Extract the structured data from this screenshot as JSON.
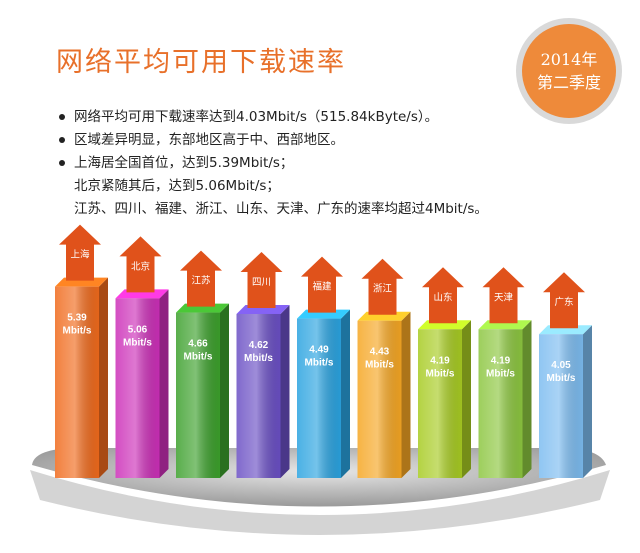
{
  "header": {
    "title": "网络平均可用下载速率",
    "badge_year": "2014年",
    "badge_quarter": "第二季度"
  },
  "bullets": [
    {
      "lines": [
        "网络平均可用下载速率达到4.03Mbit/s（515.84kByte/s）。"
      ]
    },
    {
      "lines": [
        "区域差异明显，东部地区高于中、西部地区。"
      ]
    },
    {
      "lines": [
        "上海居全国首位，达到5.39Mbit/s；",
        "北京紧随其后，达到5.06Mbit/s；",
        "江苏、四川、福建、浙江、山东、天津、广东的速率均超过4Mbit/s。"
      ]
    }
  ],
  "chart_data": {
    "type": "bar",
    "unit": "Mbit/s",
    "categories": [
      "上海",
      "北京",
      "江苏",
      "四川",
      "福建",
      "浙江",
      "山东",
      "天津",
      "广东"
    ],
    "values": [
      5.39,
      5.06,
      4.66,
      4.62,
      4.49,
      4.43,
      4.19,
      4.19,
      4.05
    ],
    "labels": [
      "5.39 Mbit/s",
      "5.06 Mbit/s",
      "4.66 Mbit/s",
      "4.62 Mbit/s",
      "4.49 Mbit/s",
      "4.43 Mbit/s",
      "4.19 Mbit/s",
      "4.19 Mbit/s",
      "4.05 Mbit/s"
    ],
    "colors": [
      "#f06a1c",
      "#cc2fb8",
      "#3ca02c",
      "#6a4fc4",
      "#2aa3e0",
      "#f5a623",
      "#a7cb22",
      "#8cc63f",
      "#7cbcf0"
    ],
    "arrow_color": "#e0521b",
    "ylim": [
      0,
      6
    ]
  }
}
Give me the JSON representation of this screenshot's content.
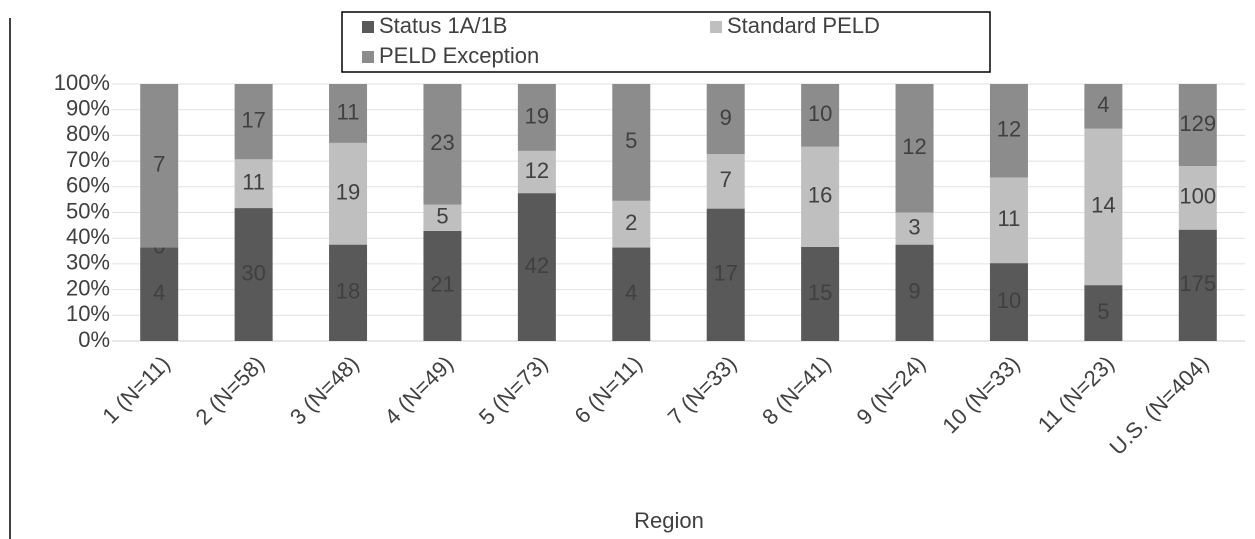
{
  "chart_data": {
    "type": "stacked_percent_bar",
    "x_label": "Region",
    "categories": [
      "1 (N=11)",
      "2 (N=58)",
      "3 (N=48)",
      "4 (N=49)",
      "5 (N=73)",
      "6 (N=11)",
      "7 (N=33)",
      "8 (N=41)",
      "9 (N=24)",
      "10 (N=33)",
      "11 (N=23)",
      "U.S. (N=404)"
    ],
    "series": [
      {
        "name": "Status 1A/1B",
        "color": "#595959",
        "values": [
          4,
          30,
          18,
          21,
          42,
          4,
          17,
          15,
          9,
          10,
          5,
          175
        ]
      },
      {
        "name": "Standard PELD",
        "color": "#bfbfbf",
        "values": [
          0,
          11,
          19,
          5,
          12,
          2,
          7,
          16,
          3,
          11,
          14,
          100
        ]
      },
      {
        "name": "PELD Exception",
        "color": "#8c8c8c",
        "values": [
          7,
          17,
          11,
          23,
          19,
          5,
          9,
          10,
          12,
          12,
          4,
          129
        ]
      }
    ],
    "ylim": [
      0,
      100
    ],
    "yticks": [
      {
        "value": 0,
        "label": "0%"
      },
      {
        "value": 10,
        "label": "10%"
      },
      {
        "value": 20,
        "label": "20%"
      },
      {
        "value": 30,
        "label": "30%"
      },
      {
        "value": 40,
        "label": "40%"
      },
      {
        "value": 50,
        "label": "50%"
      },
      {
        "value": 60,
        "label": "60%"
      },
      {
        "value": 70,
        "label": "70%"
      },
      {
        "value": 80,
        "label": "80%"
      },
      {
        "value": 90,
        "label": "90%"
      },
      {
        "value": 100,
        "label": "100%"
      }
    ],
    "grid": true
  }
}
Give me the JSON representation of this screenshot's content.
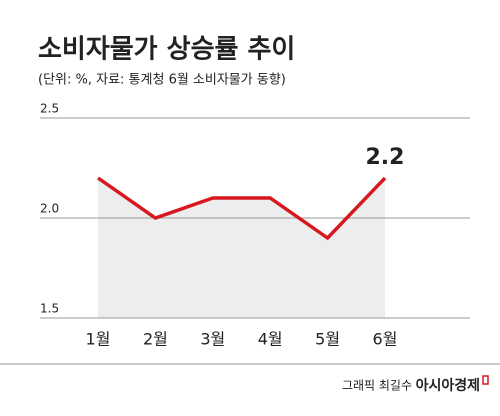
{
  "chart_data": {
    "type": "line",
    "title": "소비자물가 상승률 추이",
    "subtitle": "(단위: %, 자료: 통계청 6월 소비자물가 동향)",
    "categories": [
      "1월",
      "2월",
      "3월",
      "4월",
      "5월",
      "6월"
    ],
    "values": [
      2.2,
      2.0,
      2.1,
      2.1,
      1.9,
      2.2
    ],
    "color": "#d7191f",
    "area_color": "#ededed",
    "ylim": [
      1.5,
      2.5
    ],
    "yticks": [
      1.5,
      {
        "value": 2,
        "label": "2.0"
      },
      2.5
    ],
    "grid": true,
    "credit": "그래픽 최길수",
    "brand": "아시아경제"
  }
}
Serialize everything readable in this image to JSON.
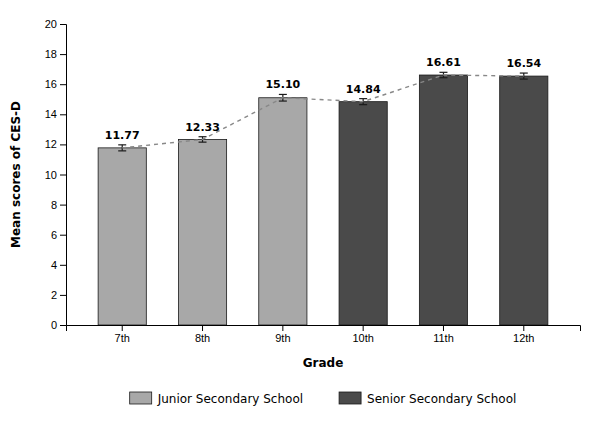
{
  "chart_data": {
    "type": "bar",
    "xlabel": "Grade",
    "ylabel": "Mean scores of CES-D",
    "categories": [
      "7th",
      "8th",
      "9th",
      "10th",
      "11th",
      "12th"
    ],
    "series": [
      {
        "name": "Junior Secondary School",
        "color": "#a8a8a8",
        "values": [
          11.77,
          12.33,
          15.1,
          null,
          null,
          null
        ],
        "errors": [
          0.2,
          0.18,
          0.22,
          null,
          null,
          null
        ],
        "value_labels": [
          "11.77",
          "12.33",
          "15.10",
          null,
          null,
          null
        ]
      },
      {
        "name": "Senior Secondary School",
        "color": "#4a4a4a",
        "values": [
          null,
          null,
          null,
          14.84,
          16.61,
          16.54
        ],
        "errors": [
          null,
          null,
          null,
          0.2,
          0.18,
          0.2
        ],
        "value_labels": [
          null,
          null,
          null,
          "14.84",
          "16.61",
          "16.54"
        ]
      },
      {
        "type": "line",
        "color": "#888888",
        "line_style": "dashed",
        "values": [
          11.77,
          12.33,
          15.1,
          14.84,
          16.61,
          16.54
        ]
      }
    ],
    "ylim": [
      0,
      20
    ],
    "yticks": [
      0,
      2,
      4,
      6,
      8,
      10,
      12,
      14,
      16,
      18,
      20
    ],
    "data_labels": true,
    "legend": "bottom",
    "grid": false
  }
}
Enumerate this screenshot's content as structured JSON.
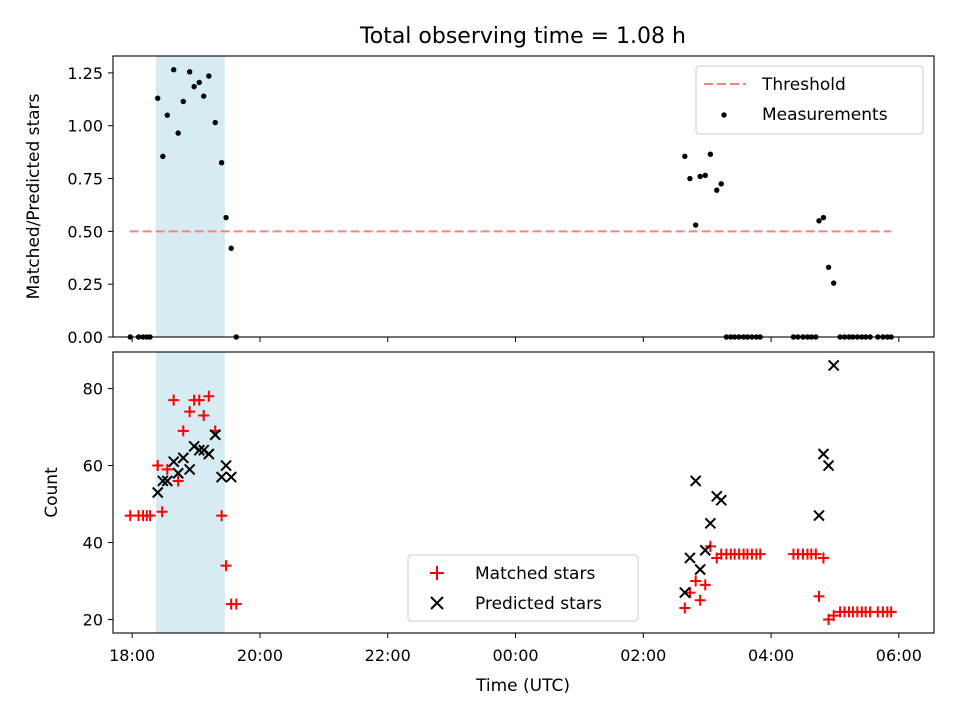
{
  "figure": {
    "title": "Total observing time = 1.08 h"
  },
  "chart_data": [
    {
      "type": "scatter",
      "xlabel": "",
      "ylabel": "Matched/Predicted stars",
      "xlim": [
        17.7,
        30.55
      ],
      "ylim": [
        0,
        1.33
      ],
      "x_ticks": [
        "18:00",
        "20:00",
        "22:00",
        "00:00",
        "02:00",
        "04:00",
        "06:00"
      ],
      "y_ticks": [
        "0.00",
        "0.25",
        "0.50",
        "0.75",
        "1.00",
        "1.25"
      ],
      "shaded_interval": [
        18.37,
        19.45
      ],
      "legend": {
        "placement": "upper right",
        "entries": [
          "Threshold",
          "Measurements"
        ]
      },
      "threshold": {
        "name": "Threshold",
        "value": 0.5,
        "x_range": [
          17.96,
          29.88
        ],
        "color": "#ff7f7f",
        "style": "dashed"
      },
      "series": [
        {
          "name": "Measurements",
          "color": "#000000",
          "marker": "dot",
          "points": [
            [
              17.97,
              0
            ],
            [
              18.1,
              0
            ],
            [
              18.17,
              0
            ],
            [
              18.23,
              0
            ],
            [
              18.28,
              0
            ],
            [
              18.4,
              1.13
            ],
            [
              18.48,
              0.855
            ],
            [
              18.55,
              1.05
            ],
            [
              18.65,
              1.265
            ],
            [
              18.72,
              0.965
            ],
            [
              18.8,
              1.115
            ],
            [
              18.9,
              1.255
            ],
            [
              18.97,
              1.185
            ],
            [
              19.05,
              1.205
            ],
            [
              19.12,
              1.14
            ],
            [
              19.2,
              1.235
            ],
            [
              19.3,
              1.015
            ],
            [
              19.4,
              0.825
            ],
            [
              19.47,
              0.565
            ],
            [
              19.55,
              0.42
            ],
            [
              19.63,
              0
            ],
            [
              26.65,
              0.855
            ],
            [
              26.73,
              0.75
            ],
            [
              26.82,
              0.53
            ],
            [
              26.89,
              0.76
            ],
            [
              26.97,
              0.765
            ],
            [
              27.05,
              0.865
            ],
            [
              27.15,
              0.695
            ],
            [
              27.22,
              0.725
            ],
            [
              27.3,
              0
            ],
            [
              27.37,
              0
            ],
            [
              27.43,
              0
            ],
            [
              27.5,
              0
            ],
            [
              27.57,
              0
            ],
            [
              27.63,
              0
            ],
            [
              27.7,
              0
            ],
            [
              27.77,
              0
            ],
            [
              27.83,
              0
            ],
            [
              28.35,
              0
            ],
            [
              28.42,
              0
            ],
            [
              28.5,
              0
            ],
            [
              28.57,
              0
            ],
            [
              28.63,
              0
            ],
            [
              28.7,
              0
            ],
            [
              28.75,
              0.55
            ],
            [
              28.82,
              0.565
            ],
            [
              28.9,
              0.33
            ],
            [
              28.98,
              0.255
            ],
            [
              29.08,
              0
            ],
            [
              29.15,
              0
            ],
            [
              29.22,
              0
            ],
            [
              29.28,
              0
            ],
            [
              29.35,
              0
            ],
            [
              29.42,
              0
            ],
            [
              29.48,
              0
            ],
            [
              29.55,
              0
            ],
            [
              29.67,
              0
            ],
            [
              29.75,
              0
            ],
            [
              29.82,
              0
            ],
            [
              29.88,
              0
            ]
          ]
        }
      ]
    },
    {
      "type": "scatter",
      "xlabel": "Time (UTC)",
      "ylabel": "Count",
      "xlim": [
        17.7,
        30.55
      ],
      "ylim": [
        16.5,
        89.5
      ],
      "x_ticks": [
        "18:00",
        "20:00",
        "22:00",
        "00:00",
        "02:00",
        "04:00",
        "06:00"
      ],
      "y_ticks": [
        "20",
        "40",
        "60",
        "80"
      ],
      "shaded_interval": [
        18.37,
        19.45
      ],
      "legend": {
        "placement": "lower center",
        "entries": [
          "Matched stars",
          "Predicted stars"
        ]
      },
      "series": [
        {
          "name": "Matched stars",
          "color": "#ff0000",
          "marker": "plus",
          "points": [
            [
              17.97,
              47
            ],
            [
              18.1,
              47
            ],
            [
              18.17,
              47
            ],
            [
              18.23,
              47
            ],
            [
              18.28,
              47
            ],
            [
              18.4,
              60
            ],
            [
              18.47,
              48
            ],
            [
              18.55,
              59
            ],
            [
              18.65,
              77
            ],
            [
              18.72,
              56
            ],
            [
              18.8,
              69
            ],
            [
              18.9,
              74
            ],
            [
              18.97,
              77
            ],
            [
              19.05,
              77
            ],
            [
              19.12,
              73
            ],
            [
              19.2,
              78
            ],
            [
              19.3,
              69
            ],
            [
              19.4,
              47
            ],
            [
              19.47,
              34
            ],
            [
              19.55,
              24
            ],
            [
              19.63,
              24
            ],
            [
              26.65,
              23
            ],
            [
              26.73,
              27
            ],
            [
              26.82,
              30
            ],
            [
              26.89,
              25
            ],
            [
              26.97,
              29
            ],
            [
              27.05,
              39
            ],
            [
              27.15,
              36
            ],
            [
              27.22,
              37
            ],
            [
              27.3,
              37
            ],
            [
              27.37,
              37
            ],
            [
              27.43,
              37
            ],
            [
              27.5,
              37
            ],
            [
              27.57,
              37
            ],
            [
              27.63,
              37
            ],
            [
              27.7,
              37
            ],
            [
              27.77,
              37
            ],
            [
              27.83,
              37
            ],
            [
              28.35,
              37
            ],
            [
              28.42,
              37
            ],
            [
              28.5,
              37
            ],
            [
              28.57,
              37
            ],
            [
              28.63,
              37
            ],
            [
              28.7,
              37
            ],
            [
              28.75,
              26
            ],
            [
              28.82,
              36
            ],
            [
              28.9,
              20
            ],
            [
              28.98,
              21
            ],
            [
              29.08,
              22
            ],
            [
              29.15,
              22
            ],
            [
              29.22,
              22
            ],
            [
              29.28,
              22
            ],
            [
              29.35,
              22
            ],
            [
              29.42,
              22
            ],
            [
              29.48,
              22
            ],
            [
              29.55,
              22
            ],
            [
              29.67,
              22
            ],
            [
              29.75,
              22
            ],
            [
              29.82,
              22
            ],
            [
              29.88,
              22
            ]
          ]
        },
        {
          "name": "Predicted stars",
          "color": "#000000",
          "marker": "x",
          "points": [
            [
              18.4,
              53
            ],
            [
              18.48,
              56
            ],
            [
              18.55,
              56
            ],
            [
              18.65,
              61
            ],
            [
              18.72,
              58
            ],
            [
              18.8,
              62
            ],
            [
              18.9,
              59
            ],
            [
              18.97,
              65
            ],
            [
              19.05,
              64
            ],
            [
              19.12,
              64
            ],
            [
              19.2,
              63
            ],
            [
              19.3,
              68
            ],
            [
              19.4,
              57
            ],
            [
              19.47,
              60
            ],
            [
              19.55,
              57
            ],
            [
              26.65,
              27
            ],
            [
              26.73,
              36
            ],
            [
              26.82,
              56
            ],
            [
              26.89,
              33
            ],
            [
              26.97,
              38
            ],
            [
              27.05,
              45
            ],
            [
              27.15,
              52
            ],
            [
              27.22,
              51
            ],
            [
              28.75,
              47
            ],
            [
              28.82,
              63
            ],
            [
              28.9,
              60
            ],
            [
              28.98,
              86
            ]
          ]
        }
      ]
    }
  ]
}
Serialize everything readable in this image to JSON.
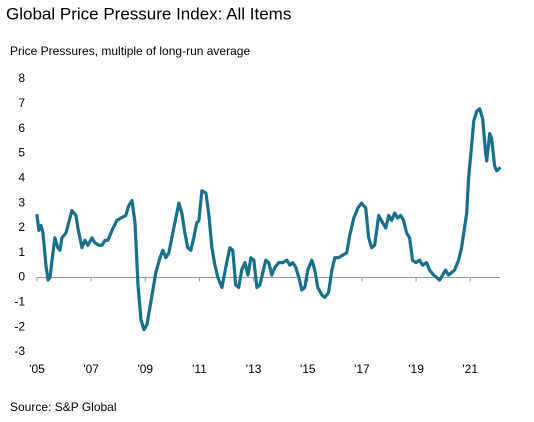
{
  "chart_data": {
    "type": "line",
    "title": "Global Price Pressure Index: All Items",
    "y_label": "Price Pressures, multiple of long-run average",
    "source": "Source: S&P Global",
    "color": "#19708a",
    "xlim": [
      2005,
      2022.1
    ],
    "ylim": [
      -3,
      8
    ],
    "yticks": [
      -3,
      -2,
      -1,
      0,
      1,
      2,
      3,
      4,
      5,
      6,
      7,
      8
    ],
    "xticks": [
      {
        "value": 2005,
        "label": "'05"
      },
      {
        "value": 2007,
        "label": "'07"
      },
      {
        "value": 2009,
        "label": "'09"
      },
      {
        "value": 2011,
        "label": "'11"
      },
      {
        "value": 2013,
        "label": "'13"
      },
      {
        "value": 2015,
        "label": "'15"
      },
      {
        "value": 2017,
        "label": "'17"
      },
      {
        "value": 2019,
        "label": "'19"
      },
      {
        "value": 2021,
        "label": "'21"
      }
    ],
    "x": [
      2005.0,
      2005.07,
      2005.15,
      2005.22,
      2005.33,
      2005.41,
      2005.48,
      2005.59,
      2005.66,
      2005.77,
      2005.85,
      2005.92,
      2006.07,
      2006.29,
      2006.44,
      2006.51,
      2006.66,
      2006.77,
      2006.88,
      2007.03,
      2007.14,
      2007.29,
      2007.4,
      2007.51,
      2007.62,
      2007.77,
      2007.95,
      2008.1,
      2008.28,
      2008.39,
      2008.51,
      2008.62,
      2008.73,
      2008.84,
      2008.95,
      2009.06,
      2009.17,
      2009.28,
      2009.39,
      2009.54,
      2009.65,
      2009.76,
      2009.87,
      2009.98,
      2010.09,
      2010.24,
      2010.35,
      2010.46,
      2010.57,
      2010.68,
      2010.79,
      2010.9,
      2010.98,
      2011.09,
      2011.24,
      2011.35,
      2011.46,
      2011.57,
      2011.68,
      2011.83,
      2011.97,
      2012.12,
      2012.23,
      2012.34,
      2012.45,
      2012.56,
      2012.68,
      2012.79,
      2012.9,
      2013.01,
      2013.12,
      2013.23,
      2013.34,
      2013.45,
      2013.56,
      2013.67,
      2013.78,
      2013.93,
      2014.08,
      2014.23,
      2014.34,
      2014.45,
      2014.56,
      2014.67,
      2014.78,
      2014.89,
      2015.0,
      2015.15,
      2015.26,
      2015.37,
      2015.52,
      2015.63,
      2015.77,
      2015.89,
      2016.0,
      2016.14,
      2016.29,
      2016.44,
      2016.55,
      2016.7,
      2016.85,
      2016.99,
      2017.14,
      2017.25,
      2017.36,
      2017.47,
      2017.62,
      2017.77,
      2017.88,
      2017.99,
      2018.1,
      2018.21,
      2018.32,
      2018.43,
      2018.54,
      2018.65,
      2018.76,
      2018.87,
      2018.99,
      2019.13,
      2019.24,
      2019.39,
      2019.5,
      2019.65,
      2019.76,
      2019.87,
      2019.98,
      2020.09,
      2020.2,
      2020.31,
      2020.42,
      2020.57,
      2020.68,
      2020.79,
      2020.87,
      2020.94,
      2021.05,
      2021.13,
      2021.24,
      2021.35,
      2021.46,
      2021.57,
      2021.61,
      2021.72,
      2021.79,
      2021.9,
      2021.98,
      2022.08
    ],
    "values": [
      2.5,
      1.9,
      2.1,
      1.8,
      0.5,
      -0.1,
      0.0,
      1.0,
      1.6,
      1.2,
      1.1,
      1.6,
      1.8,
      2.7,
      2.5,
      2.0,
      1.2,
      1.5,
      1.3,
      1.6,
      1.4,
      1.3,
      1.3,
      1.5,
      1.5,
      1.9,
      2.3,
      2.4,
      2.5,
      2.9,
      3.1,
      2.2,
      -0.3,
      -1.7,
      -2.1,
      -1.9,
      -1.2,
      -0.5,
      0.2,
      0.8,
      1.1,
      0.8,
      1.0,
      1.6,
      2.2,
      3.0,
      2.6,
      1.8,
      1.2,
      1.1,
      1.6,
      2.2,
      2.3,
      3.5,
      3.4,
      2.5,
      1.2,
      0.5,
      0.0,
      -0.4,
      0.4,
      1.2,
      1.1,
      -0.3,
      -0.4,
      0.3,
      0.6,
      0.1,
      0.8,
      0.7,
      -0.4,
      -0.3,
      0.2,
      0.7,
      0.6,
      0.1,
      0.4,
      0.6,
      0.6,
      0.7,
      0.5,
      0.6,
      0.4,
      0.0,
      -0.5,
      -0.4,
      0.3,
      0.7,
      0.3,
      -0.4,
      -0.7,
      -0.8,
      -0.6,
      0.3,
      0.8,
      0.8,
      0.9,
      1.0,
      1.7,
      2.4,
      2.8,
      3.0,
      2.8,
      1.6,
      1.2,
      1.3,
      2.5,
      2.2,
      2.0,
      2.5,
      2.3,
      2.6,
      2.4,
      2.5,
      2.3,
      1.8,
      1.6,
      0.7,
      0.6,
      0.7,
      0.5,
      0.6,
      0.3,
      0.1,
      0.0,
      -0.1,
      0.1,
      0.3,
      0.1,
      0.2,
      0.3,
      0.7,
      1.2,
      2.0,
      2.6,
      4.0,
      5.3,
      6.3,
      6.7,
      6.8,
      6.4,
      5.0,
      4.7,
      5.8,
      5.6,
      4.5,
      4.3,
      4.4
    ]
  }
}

■ Task to carry out
Return all lines containing the word "Global".

■ Final answer
    "title": "Global Price Pressure Index: All Items",
    "source": "Source: S&P Global",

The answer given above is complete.